→ **Written task**
Would you transcribe the whole listing exactly, minus its pictures?

→ **Dataset rows about figures**

= = = =

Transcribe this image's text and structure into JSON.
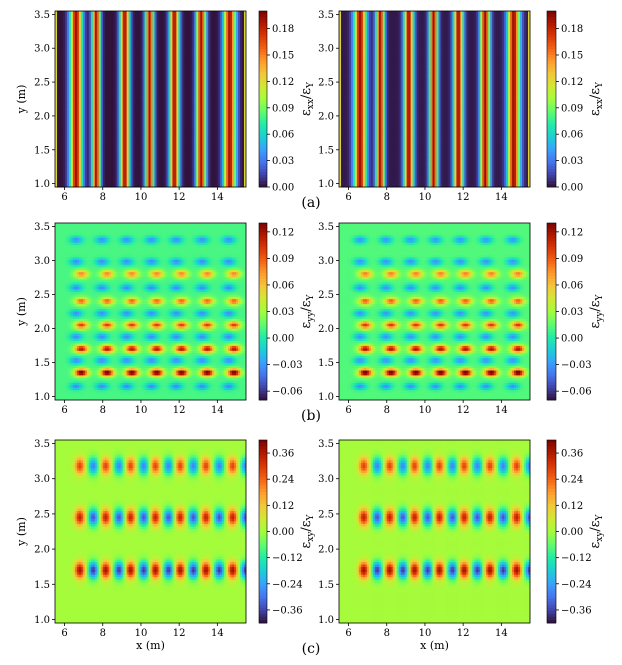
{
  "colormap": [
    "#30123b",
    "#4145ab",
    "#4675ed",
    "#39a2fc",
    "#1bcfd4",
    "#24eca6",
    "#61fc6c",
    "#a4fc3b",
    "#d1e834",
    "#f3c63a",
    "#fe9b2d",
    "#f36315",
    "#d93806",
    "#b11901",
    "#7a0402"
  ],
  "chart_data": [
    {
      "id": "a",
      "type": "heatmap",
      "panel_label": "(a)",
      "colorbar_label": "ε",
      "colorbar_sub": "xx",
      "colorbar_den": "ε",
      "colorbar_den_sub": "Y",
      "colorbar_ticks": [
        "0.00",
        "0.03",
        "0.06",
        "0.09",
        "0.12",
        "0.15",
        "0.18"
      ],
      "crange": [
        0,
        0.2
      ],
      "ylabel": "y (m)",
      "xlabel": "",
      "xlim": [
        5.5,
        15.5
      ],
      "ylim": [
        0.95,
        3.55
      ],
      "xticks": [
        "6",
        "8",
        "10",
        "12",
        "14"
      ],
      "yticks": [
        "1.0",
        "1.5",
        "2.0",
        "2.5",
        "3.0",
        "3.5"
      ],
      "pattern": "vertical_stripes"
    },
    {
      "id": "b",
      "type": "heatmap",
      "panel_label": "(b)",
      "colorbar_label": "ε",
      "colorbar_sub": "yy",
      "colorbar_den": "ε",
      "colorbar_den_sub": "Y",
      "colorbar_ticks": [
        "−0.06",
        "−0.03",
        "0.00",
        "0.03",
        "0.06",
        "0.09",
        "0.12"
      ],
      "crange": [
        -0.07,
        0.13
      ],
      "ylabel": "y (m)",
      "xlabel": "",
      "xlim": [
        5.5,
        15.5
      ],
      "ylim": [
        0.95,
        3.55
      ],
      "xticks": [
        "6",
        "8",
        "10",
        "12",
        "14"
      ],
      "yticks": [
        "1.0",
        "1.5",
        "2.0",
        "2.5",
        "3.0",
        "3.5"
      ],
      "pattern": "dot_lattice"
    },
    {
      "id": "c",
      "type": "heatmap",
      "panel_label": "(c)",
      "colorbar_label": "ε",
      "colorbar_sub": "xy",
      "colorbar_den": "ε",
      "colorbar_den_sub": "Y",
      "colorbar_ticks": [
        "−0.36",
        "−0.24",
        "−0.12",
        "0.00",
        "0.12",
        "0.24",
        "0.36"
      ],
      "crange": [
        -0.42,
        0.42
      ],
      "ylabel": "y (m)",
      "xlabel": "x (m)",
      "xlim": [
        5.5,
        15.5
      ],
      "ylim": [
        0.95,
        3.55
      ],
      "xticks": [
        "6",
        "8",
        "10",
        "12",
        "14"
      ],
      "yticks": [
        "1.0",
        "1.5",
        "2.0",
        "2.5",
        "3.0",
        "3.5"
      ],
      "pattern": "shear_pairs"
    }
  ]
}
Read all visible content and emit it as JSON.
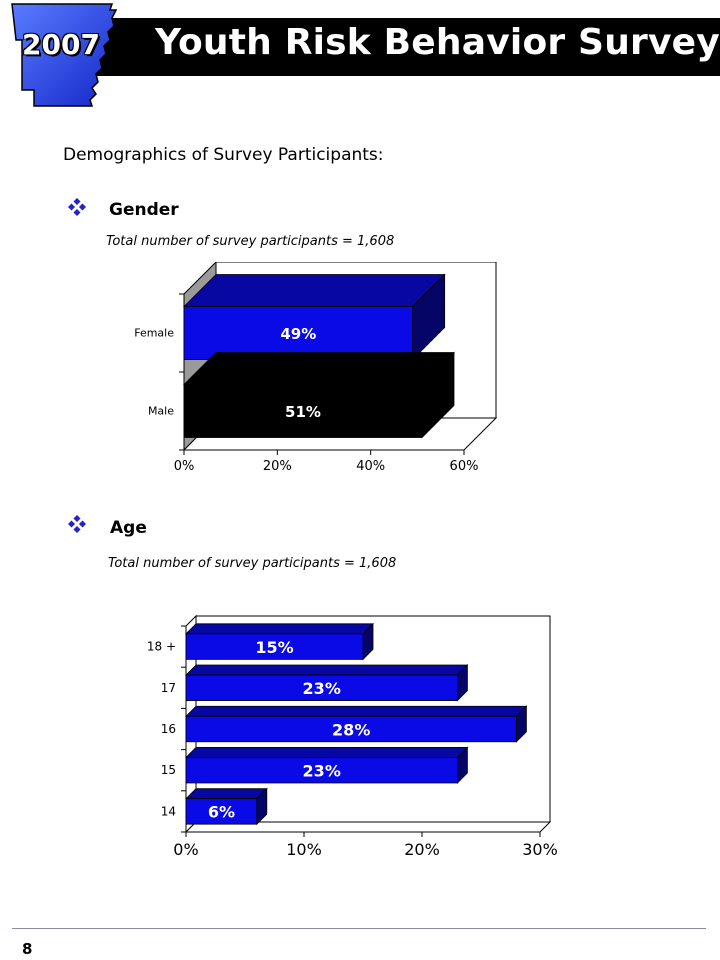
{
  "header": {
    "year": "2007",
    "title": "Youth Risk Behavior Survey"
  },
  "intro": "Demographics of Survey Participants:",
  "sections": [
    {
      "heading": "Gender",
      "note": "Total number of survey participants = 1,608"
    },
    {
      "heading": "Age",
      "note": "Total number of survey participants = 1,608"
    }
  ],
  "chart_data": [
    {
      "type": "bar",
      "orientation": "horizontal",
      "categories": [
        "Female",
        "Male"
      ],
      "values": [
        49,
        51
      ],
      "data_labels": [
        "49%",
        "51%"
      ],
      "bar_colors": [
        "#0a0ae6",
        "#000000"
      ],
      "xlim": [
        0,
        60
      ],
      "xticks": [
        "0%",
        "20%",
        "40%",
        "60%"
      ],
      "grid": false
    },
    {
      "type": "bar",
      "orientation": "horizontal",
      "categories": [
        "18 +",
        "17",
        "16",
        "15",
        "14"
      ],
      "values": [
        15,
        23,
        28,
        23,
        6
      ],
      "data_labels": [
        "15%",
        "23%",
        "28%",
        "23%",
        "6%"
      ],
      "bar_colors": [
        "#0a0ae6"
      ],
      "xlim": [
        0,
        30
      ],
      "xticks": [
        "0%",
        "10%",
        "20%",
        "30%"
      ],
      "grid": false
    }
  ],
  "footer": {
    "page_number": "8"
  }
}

= = = =

→ **Result of this exercise**
Transcribe this image's text and structure into JSON.
{
  "colormap": [
    "#30123b",
    "#4145ab",
    "#4675ed",
    "#39a2fc",
    "#1bcfd4",
    "#24eca6",
    "#61fc6c",
    "#a4fc3b",
    "#d1e834",
    "#f3c63a",
    "#fe9b2d",
    "#f36315",
    "#d93806",
    "#b11901",
    "#7a0402"
  ],
  "chart_data": [
    {
      "id": "a",
      "type": "heatmap",
      "panel_label": "(a)",
      "colorbar_label": "ε",
      "colorbar_sub": "xx",
      "colorbar_den": "ε",
      "colorbar_den_sub": "Y",
      "colorbar_ticks": [
        "0.00",
        "0.03",
        "0.06",
        "0.09",
        "0.12",
        "0.15",
        "0.18"
      ],
      "crange": [
        0,
        0.2
      ],
      "ylabel": "y (m)",
      "xlabel": "",
      "xlim": [
        5.5,
        15.5
      ],
      "ylim": [
        0.95,
        3.55
      ],
      "xticks": [
        "6",
        "8",
        "10",
        "12",
        "14"
      ],
      "yticks": [
        "1.0",
        "1.5",
        "2.0",
        "2.5",
        "3.0",
        "3.5"
      ],
      "pattern": "vertical_stripes"
    },
    {
      "id": "b",
      "type": "heatmap",
      "panel_label": "(b)",
      "colorbar_label": "ε",
      "colorbar_sub": "yy",
      "colorbar_den": "ε",
      "colorbar_den_sub": "Y",
      "colorbar_ticks": [
        "−0.06",
        "−0.03",
        "0.00",
        "0.03",
        "0.06",
        "0.09",
        "0.12"
      ],
      "crange": [
        -0.07,
        0.13
      ],
      "ylabel": "y (m)",
      "xlabel": "",
      "xlim": [
        5.5,
        15.5
      ],
      "ylim": [
        0.95,
        3.55
      ],
      "xticks": [
        "6",
        "8",
        "10",
        "12",
        "14"
      ],
      "yticks": [
        "1.0",
        "1.5",
        "2.0",
        "2.5",
        "3.0",
        "3.5"
      ],
      "pattern": "dot_lattice"
    },
    {
      "id": "c",
      "type": "heatmap",
      "panel_label": "(c)",
      "colorbar_label": "ε",
      "colorbar_sub": "xy",
      "colorbar_den": "ε",
      "colorbar_den_sub": "Y",
      "colorbar_ticks": [
        "−0.36",
        "−0.24",
        "−0.12",
        "0.00",
        "0.12",
        "0.24",
        "0.36"
      ],
      "crange": [
        -0.42,
        0.42
      ],
      "ylabel": "y (m)",
      "xlabel": "x (m)",
      "xlim": [
        5.5,
        15.5
      ],
      "ylim": [
        0.95,
        3.55
      ],
      "xticks": [
        "6",
        "8",
        "10",
        "12",
        "14"
      ],
      "yticks": [
        "1.0",
        "1.5",
        "2.0",
        "2.5",
        "3.0",
        "3.5"
      ],
      "pattern": "shear_pairs"
    }
  ]
}
Read all visible content and emit it as JSON.
{
  "header": {
    "year": "2007",
    "title": "Youth Risk Behavior Survey"
  },
  "intro": "Demographics of Survey Participants:",
  "sections": [
    {
      "heading": "Gender",
      "note": "Total number of survey participants = 1,608"
    },
    {
      "heading": "Age",
      "note": "Total number of survey participants = 1,608"
    }
  ],
  "chart_data": [
    {
      "type": "bar",
      "orientation": "horizontal",
      "categories": [
        "Female",
        "Male"
      ],
      "values": [
        49,
        51
      ],
      "data_labels": [
        "49%",
        "51%"
      ],
      "bar_colors": [
        "#0a0ae6",
        "#000000"
      ],
      "xlim": [
        0,
        60
      ],
      "xticks": [
        "0%",
        "20%",
        "40%",
        "60%"
      ],
      "grid": false
    },
    {
      "type": "bar",
      "orientation": "horizontal",
      "categories": [
        "18 +",
        "17",
        "16",
        "15",
        "14"
      ],
      "values": [
        15,
        23,
        28,
        23,
        6
      ],
      "data_labels": [
        "15%",
        "23%",
        "28%",
        "23%",
        "6%"
      ],
      "bar_colors": [
        "#0a0ae6"
      ],
      "xlim": [
        0,
        30
      ],
      "xticks": [
        "0%",
        "10%",
        "20%",
        "30%"
      ],
      "grid": false
    }
  ],
  "footer": {
    "page_number": "8"
  }
}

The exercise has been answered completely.